EXERCISE DIRECTIONS — Locate the line containing "Decode this image", then please write out that line and all the lines below it in the entries exactly.

Excerpts from a figure dataset:
____________________

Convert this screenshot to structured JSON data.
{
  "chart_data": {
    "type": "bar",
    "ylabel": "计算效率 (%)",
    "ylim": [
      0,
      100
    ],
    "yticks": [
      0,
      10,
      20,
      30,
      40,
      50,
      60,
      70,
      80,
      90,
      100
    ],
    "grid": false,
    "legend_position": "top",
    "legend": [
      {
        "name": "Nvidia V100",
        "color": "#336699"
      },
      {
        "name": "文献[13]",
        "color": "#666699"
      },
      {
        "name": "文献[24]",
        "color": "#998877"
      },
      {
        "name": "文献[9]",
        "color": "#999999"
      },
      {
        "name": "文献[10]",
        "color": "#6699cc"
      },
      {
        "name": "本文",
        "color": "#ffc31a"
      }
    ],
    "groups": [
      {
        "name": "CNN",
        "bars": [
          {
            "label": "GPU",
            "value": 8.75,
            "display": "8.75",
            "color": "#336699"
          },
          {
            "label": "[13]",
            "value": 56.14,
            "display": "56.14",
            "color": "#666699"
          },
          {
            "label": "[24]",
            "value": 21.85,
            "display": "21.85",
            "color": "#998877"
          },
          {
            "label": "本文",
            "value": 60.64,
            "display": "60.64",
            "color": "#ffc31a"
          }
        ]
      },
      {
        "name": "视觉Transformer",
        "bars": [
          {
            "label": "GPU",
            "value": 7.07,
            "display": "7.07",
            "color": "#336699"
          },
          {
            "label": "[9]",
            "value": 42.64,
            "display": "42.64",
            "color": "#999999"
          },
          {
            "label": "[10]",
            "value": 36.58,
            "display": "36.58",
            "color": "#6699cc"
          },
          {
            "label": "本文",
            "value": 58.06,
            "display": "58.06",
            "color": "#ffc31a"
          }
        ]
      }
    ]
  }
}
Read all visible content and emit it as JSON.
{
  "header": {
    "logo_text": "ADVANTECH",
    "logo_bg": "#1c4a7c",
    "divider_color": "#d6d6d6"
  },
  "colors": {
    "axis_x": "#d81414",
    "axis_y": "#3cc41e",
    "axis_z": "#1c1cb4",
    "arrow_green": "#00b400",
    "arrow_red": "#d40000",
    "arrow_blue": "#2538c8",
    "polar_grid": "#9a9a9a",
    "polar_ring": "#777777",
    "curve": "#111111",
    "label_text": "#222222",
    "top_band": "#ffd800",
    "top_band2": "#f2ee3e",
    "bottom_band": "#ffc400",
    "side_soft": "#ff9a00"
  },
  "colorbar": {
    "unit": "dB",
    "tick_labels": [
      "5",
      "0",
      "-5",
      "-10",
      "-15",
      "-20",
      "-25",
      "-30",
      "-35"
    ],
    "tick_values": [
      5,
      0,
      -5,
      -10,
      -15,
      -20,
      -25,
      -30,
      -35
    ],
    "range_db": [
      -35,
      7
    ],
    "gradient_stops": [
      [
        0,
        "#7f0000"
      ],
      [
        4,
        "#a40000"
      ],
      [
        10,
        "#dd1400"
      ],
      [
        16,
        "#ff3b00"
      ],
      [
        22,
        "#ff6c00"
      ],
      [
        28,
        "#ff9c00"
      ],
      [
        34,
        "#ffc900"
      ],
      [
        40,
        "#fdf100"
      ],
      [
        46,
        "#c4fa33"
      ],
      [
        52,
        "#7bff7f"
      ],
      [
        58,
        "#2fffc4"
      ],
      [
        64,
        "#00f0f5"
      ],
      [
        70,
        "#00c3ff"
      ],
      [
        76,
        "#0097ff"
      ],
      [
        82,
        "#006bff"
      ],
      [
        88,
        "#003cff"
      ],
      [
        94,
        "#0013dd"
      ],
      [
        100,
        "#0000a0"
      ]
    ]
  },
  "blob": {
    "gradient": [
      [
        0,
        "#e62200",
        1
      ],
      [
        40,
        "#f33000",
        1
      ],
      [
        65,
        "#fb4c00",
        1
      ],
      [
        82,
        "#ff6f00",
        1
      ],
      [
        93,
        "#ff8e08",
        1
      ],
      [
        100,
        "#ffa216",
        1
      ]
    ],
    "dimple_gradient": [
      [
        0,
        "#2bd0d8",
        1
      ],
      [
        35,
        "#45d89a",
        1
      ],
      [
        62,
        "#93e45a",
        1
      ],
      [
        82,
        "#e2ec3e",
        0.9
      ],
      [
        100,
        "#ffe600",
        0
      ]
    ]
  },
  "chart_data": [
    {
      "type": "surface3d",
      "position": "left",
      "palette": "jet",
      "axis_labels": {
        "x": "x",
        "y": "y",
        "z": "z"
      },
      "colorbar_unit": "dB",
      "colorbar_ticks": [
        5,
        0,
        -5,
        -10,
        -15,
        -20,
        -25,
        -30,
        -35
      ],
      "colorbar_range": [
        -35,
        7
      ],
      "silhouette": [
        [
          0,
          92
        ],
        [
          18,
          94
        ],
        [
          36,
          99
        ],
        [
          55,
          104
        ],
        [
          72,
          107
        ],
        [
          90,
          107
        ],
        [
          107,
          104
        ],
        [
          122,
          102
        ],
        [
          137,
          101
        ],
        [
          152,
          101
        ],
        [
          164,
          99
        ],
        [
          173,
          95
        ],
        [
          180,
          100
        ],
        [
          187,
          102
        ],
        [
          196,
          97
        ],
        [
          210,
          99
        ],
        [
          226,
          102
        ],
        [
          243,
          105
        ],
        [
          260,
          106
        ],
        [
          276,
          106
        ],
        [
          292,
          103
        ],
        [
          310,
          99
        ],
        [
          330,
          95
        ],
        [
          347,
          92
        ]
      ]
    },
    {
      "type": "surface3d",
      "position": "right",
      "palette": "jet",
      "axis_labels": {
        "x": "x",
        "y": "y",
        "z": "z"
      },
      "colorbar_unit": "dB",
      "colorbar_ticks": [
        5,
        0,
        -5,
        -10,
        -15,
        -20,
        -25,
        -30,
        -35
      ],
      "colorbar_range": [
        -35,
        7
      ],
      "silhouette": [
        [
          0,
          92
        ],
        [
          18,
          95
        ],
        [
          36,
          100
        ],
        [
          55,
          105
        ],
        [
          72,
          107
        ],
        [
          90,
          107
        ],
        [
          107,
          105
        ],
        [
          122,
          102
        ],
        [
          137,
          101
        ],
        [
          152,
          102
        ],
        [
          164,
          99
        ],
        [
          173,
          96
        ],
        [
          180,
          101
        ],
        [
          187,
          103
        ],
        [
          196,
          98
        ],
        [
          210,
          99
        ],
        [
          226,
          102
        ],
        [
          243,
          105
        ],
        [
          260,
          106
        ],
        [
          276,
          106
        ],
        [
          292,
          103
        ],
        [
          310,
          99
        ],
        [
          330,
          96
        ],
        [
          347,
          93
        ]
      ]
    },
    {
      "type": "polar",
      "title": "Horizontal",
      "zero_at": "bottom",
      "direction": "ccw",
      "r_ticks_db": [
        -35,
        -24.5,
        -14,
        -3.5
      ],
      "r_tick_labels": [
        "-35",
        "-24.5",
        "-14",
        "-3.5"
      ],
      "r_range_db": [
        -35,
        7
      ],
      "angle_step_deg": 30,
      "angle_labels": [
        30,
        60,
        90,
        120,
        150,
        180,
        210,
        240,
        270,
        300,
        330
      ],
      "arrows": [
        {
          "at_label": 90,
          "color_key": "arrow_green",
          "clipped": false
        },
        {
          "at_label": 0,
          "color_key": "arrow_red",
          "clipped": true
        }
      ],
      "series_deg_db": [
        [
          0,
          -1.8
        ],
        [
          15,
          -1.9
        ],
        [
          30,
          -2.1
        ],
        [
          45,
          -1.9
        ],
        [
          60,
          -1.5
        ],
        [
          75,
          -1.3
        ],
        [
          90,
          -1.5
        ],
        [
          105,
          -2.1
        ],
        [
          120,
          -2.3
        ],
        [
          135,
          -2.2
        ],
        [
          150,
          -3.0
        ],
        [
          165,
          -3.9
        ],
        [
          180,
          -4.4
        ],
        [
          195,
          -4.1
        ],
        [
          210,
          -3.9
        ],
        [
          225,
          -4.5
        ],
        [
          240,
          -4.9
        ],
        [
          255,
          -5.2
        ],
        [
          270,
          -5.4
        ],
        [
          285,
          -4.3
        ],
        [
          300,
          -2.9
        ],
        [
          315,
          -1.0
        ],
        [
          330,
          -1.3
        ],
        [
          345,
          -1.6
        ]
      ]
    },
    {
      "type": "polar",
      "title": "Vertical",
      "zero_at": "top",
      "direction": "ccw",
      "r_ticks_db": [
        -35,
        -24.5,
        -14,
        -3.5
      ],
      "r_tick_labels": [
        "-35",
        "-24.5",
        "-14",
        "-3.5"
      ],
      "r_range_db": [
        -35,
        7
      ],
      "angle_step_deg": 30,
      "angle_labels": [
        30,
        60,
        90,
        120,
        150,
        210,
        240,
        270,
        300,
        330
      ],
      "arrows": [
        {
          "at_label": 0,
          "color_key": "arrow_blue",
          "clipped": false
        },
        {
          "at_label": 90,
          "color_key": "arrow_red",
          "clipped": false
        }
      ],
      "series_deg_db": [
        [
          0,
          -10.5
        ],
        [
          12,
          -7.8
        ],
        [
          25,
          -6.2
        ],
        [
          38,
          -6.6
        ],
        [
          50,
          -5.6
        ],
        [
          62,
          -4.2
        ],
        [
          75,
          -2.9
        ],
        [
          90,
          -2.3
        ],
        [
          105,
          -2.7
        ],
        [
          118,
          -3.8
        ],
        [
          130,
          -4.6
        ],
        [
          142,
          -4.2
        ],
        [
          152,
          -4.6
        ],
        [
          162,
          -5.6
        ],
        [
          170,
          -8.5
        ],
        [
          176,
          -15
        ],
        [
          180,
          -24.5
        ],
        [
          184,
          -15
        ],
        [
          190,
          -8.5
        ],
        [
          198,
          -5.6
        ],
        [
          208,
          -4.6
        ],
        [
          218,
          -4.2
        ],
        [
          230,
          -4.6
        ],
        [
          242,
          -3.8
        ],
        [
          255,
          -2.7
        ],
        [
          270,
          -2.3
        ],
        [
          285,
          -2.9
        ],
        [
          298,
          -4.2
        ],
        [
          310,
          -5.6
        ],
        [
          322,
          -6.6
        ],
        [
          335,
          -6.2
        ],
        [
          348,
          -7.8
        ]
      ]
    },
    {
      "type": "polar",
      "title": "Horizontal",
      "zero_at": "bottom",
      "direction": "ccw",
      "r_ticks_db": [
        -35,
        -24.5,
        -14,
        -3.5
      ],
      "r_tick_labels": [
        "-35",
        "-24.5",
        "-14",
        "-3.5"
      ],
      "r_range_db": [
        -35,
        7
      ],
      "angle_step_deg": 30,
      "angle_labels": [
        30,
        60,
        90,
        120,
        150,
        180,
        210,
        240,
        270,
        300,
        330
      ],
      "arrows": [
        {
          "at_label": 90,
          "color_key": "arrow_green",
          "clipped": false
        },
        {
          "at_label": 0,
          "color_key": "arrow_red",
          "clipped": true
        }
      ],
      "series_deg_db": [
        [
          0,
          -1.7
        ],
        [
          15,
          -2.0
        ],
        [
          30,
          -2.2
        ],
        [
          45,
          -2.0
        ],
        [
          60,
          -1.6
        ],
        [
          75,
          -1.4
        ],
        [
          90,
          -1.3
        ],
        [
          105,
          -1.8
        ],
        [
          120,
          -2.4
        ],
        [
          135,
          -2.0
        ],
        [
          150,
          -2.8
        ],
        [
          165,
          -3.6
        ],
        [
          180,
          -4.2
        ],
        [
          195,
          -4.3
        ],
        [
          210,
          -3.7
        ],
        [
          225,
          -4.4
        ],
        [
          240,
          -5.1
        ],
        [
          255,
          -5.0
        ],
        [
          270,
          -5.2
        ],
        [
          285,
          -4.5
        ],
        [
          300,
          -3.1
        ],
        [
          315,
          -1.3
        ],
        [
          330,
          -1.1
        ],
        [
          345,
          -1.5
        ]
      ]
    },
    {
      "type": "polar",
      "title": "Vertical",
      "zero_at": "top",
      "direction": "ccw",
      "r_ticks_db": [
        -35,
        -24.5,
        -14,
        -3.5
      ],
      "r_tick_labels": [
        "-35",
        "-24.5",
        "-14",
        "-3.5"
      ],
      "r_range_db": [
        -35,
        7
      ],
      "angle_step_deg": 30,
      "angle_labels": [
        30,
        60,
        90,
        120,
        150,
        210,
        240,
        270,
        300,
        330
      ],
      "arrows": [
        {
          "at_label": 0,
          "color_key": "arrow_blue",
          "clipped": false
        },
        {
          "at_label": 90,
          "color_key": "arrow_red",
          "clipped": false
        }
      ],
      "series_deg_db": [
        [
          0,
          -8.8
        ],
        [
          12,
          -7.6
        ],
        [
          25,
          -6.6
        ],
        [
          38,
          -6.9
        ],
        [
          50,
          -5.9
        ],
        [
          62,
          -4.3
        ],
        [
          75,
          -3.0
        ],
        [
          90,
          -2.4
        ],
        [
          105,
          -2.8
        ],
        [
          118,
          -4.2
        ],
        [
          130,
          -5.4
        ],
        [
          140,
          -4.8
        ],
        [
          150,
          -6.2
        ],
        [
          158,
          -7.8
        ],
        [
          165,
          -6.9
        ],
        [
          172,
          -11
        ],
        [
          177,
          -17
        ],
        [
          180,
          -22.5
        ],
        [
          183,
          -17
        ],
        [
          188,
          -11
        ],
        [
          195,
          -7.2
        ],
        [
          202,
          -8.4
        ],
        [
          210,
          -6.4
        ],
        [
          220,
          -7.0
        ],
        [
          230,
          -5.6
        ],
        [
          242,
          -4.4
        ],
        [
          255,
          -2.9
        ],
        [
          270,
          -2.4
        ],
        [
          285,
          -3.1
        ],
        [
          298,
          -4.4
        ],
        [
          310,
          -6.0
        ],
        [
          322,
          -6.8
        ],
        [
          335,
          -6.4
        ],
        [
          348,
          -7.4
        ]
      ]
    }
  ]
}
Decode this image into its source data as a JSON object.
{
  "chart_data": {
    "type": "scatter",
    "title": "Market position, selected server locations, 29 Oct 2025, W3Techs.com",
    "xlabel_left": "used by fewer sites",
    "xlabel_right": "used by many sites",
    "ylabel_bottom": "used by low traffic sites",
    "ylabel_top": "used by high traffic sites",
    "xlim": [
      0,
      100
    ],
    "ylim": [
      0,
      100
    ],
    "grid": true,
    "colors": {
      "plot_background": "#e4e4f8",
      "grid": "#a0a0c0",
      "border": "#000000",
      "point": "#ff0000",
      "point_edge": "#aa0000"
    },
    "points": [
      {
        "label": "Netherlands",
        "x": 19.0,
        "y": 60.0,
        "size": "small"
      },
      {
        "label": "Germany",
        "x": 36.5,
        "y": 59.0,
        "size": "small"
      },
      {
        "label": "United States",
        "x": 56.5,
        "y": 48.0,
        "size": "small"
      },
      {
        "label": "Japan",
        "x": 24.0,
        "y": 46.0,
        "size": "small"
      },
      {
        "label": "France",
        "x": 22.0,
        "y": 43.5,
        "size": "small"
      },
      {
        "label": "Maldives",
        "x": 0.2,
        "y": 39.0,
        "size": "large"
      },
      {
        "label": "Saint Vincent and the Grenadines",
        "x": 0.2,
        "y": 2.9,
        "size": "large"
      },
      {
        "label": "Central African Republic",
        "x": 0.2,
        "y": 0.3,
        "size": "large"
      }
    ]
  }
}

____________________

RESPONSE TO THE EXERCISE —
Decode this image into its source data as a JSON object.
{
  "chart_data": {
    "type": "scatter",
    "title": "Market position, selected server locations, 29 Oct 2025, W3Techs.com",
    "xlabel_left": "used by fewer sites",
    "xlabel_right": "used by many sites",
    "ylabel_bottom": "used by low traffic sites",
    "ylabel_top": "used by high traffic sites",
    "xlim": [
      0,
      100
    ],
    "ylim": [
      0,
      100
    ],
    "grid": true,
    "colors": {
      "plot_background": "#e4e4f8",
      "grid": "#a0a0c0",
      "border": "#000000",
      "point": "#ff0000",
      "point_edge": "#aa0000"
    },
    "points": [
      {
        "label": "Netherlands",
        "x": 19.0,
        "y": 60.0,
        "size": "small"
      },
      {
        "label": "Germany",
        "x": 36.5,
        "y": 59.0,
        "size": "small"
      },
      {
        "label": "United States",
        "x": 56.5,
        "y": 48.0,
        "size": "small"
      },
      {
        "label": "Japan",
        "x": 24.0,
        "y": 46.0,
        "size": "small"
      },
      {
        "label": "France",
        "x": 22.0,
        "y": 43.5,
        "size": "small"
      },
      {
        "label": "Maldives",
        "x": 0.2,
        "y": 39.0,
        "size": "large"
      },
      {
        "label": "Saint Vincent and the Grenadines",
        "x": 0.2,
        "y": 2.9,
        "size": "large"
      },
      {
        "label": "Central African Republic",
        "x": 0.2,
        "y": 0.3,
        "size": "large"
      }
    ]
  }
}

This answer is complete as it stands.